** start **

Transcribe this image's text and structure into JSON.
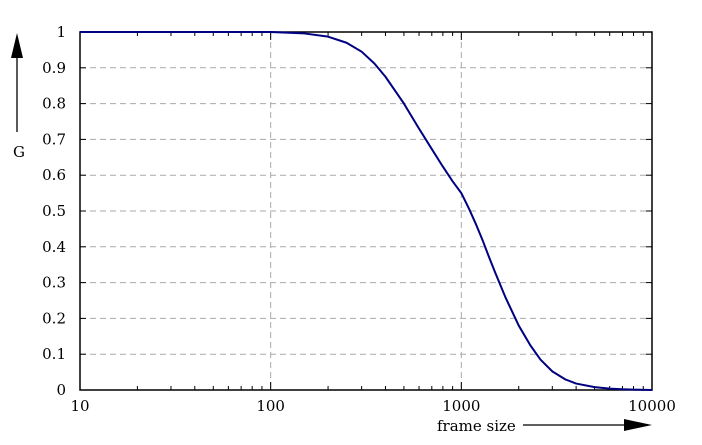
{
  "chart_data": {
    "type": "line",
    "title": "",
    "xlabel": "frame size",
    "ylabel": "G",
    "x_scale": "log",
    "xlim": [
      10,
      10000
    ],
    "ylim": [
      0,
      1
    ],
    "x_ticks": [
      10,
      100,
      1000,
      10000
    ],
    "x_tick_labels": [
      "10",
      "100",
      "1000",
      "10000"
    ],
    "y_ticks": [
      0,
      0.1,
      0.2,
      0.3,
      0.4,
      0.5,
      0.6,
      0.7,
      0.8,
      0.9,
      1
    ],
    "y_tick_labels": [
      "0",
      "0.1",
      "0.2",
      "0.3",
      "0.4",
      "0.5",
      "0.6",
      "0.7",
      "0.8",
      "0.9",
      "1"
    ],
    "grid": true,
    "colors": {
      "series": "#000080",
      "grid": "#aaaaaa",
      "axis": "#000000"
    },
    "series": [
      {
        "name": "",
        "x": [
          10,
          20,
          30,
          50,
          70,
          100,
          150,
          200,
          250,
          300,
          350,
          400,
          500,
          600,
          700,
          800,
          900,
          1000,
          1100,
          1200,
          1300,
          1400,
          1500,
          1700,
          2000,
          2300,
          2600,
          3000,
          3500,
          4000,
          5000,
          6000,
          7000,
          8000,
          10000,
          12000
        ],
        "y": [
          1.0,
          1.0,
          1.0,
          1.0,
          1.0,
          1.0,
          0.996,
          0.987,
          0.97,
          0.945,
          0.912,
          0.875,
          0.8,
          0.73,
          0.673,
          0.624,
          0.583,
          0.55,
          0.505,
          0.46,
          0.415,
          0.37,
          0.33,
          0.26,
          0.18,
          0.125,
          0.085,
          0.052,
          0.03,
          0.018,
          0.008,
          0.004,
          0.002,
          0.001,
          0.0,
          0.0
        ]
      }
    ]
  }
}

** end **

● **Exercise directions**:
Make an exact copy of every record, pictures excluded.

● **Exercise answer**:
Transcribe this image's text and structure into JSON.
{
  "chart_data": {
    "type": "line",
    "title": "",
    "xlabel": "frame size",
    "ylabel": "G",
    "x_scale": "log",
    "xlim": [
      10,
      10000
    ],
    "ylim": [
      0,
      1
    ],
    "x_ticks": [
      10,
      100,
      1000,
      10000
    ],
    "x_tick_labels": [
      "10",
      "100",
      "1000",
      "10000"
    ],
    "y_ticks": [
      0,
      0.1,
      0.2,
      0.3,
      0.4,
      0.5,
      0.6,
      0.7,
      0.8,
      0.9,
      1
    ],
    "y_tick_labels": [
      "0",
      "0.1",
      "0.2",
      "0.3",
      "0.4",
      "0.5",
      "0.6",
      "0.7",
      "0.8",
      "0.9",
      "1"
    ],
    "grid": true,
    "colors": {
      "series": "#000080",
      "grid": "#aaaaaa",
      "axis": "#000000"
    },
    "series": [
      {
        "name": "",
        "x": [
          10,
          20,
          30,
          50,
          70,
          100,
          150,
          200,
          250,
          300,
          350,
          400,
          500,
          600,
          700,
          800,
          900,
          1000,
          1100,
          1200,
          1300,
          1400,
          1500,
          1700,
          2000,
          2300,
          2600,
          3000,
          3500,
          4000,
          5000,
          6000,
          7000,
          8000,
          10000,
          12000
        ],
        "y": [
          1.0,
          1.0,
          1.0,
          1.0,
          1.0,
          1.0,
          0.996,
          0.987,
          0.97,
          0.945,
          0.912,
          0.875,
          0.8,
          0.73,
          0.673,
          0.624,
          0.583,
          0.55,
          0.505,
          0.46,
          0.415,
          0.37,
          0.33,
          0.26,
          0.18,
          0.125,
          0.085,
          0.052,
          0.03,
          0.018,
          0.008,
          0.004,
          0.002,
          0.001,
          0.0,
          0.0
        ]
      }
    ]
  }
}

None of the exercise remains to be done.